◆ TASK DETAILS ◆
For the material that follows, list every line containing the word "输出轴output".

-- BEGIN --

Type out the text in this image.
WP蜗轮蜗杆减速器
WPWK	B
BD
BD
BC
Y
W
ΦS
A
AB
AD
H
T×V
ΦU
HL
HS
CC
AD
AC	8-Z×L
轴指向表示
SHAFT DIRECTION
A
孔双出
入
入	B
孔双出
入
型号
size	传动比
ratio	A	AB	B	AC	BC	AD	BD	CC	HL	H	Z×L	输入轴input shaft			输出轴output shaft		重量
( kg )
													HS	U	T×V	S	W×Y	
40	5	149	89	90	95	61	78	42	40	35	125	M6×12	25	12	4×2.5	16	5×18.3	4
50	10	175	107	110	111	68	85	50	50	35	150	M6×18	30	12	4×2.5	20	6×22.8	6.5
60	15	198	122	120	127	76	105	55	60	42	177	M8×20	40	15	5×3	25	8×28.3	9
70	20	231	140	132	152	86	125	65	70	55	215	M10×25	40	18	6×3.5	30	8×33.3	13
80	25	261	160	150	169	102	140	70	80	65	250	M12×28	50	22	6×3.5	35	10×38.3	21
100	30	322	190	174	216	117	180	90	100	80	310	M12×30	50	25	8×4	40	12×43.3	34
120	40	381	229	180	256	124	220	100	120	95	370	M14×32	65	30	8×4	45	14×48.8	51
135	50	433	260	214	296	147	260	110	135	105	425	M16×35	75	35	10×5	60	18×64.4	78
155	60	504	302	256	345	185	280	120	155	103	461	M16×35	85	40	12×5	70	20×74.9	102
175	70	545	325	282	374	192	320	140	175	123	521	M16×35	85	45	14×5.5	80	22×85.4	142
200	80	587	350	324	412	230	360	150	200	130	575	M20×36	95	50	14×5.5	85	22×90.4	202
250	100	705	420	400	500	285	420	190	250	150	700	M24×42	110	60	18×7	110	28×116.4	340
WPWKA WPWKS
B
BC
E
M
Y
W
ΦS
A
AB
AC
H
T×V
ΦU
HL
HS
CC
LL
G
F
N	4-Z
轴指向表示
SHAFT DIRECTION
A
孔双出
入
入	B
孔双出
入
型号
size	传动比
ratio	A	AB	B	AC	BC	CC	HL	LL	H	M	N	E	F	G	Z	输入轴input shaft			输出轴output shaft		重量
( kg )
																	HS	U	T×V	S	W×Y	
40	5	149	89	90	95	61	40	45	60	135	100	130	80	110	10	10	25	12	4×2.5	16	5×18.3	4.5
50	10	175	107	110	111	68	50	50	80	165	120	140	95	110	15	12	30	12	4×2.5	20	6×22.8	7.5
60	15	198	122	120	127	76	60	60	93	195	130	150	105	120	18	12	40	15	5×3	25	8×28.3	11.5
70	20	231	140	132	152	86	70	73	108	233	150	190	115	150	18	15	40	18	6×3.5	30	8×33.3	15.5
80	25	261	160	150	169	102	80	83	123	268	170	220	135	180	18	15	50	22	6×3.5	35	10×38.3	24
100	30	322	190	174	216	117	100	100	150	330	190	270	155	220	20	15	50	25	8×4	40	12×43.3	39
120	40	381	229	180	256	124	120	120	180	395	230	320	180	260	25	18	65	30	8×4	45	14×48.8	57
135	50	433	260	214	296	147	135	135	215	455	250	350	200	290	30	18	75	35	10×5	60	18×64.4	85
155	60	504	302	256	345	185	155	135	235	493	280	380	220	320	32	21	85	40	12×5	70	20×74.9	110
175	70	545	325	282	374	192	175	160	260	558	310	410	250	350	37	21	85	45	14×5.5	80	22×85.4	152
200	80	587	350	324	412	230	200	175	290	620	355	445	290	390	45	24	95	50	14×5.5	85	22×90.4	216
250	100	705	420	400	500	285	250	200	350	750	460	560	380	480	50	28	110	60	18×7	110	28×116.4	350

-- END --

◆ SOLUTION FOR THIS EXERCISE ◆
ratio	A	AB	B	AC	BC	AD	BD	CC	HL	H	Z×L	输入轴input shaft			输出轴output shaft		重量
ratio	A	AB	B	AC	BC	CC	HL	LL	H	M	N	E	F	G	Z	输入轴input shaft			输出轴output shaft		重量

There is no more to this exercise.